Scan the data. Collect each line that contains the word "JSON".
─── PROVIDED MATERIAL ───
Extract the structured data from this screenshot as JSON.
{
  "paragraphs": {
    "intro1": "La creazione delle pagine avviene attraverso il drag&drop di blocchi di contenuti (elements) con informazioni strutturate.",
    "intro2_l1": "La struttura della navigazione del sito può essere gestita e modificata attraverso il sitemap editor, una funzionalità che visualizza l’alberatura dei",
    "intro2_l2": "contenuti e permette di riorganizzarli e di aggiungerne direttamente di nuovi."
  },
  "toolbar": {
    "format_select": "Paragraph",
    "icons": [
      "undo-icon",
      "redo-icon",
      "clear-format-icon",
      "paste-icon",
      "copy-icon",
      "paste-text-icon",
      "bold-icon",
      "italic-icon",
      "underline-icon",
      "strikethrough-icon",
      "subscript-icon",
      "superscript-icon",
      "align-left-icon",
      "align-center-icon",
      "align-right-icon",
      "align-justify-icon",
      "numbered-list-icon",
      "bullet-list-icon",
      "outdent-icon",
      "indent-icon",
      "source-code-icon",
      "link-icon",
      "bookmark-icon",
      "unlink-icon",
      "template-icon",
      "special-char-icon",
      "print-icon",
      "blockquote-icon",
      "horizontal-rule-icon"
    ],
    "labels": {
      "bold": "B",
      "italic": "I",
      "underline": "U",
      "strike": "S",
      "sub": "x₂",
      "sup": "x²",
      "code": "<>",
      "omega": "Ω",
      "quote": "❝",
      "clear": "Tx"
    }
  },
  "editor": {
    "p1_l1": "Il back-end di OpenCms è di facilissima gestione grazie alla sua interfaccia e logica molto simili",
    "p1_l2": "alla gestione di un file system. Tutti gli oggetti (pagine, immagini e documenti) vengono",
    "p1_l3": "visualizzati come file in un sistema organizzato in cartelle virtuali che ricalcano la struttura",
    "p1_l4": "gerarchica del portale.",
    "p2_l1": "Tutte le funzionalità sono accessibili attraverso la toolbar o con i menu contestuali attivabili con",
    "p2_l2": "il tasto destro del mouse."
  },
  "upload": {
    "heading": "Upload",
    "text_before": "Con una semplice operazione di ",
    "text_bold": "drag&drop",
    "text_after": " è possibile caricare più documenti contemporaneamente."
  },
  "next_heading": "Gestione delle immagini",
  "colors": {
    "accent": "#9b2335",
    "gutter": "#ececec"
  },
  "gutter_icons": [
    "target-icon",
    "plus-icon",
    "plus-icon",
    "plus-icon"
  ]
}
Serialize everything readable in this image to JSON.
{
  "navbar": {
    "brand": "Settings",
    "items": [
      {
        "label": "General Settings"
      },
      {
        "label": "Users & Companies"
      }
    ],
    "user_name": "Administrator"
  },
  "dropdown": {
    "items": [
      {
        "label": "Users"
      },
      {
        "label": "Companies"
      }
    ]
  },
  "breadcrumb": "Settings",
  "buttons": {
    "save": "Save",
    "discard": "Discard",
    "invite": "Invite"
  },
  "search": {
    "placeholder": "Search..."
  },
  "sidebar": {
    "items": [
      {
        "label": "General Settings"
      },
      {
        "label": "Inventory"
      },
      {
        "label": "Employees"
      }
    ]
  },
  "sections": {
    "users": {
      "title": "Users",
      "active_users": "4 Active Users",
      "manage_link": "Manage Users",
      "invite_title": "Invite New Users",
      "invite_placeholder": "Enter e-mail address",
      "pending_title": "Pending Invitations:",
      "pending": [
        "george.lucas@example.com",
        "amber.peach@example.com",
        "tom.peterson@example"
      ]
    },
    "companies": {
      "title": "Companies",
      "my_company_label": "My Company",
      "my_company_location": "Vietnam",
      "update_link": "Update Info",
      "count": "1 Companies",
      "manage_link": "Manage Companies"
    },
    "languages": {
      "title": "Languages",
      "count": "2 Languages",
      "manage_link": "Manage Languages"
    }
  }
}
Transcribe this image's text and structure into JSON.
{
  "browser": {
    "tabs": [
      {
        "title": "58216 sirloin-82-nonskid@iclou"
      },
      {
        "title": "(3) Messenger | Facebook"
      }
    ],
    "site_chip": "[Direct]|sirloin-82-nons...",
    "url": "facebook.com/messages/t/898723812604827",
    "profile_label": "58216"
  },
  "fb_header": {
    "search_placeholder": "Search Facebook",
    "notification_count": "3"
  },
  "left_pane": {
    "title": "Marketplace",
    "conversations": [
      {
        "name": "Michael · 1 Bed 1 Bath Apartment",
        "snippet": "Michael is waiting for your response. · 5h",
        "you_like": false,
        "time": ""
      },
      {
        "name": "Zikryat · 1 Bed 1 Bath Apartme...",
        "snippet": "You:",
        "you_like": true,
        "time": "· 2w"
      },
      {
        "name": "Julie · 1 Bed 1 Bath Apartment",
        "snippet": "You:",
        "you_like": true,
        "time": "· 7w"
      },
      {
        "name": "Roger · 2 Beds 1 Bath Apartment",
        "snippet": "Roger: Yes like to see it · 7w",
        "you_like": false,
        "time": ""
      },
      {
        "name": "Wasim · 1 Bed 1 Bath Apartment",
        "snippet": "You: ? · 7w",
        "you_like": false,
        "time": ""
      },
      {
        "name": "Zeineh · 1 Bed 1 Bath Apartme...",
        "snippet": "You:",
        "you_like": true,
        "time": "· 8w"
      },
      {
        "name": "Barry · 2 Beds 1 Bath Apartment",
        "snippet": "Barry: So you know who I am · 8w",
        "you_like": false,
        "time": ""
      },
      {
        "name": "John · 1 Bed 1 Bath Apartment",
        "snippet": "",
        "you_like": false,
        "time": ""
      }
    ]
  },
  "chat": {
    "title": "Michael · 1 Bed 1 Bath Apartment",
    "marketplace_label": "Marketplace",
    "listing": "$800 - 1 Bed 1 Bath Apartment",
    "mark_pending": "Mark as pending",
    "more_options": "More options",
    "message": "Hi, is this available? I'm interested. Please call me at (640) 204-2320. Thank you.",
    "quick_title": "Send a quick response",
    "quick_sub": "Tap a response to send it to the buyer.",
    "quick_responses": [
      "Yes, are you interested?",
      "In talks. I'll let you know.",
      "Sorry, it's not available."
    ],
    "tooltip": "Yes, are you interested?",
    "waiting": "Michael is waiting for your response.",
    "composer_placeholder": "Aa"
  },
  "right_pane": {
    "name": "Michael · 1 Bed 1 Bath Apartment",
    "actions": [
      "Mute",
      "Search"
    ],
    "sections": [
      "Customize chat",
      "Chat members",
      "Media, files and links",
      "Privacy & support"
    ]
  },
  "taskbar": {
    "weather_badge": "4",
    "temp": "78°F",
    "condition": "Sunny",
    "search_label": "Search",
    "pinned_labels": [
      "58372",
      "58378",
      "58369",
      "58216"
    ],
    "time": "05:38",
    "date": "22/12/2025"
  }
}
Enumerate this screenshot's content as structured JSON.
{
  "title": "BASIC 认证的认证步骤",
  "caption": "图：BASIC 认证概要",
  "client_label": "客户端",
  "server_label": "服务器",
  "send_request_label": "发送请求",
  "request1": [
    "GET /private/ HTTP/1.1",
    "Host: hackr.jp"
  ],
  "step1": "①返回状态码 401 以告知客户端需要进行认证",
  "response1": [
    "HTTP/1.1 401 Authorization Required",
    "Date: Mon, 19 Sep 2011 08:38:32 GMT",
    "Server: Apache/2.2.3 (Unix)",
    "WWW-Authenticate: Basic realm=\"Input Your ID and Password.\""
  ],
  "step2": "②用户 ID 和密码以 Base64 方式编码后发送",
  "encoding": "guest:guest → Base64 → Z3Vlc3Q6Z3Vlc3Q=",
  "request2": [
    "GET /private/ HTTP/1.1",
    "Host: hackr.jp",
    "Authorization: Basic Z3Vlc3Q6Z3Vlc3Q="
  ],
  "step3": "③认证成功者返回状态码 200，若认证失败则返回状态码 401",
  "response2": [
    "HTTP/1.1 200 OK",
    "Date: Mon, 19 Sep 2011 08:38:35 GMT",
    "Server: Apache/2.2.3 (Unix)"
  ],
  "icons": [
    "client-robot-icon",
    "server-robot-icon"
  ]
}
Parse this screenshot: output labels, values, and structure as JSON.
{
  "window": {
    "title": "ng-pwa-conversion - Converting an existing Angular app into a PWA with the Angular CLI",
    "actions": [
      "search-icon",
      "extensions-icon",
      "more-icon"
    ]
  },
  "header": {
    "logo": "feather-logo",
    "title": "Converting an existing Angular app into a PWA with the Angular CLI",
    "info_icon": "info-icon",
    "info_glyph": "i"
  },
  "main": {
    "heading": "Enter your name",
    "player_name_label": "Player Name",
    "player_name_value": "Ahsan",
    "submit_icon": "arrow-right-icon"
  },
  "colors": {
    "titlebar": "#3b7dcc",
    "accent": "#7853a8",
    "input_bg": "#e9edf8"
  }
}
───
* **ANSWER IN FULL**
Extract the structured data from this screenshot as JSON.
Serialize everything readable in this image to JSON.
Transcribe this image's text and structure into JSON.
Enumerate this screenshot's content as structured JSON.
Parse this screenshot: output labels, values, and structure as JSON.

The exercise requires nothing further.